- SET PROBLEM
Tell how many lines include the string "Asia". Answer with a single number.
○ ○ ○
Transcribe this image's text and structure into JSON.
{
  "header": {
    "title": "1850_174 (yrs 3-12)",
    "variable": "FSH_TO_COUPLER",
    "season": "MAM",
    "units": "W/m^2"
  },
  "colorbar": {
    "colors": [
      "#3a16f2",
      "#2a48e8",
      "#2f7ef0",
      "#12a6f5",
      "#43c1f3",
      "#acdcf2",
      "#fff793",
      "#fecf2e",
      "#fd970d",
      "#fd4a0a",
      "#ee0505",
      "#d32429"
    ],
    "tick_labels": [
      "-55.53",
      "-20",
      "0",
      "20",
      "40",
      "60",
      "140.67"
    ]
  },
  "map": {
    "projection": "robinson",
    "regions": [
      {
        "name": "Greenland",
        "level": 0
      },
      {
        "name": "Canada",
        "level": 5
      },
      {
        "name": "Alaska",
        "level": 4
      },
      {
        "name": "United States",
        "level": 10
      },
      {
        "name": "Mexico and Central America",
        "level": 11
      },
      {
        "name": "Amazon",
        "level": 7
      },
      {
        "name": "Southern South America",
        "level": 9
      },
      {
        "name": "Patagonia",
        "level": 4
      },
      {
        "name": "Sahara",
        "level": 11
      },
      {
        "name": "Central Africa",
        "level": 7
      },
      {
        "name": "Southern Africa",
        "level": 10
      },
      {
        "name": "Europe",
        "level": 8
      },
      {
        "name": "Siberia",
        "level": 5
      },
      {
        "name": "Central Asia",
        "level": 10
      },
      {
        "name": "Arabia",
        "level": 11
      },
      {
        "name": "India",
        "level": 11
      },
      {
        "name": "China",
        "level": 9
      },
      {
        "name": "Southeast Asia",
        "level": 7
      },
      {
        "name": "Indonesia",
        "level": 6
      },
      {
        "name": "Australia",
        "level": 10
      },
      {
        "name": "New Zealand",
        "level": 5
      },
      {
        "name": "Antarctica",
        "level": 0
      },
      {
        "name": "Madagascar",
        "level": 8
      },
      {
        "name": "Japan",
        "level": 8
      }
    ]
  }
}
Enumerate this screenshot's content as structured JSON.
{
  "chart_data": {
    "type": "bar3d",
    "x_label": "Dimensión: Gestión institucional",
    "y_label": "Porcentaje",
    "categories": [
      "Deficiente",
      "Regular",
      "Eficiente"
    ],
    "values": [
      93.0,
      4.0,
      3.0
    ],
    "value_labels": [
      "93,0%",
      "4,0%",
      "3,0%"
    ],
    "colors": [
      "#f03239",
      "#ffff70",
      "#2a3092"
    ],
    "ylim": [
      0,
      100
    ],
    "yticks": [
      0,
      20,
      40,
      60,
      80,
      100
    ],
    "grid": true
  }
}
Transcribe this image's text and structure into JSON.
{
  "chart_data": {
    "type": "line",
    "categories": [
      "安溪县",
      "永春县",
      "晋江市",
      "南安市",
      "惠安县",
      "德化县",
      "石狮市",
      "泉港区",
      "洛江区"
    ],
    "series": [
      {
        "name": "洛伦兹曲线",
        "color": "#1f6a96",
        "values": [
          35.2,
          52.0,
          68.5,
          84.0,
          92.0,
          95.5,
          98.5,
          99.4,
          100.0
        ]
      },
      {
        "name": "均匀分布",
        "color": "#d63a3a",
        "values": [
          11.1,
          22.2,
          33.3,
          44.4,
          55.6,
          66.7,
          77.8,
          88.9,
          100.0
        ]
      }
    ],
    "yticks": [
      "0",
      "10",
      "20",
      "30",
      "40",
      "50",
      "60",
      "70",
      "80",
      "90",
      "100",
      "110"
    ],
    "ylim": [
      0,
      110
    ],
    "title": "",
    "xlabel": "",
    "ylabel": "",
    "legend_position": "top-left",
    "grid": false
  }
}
○ ○ ○
- WRITTEN RESPONSE
2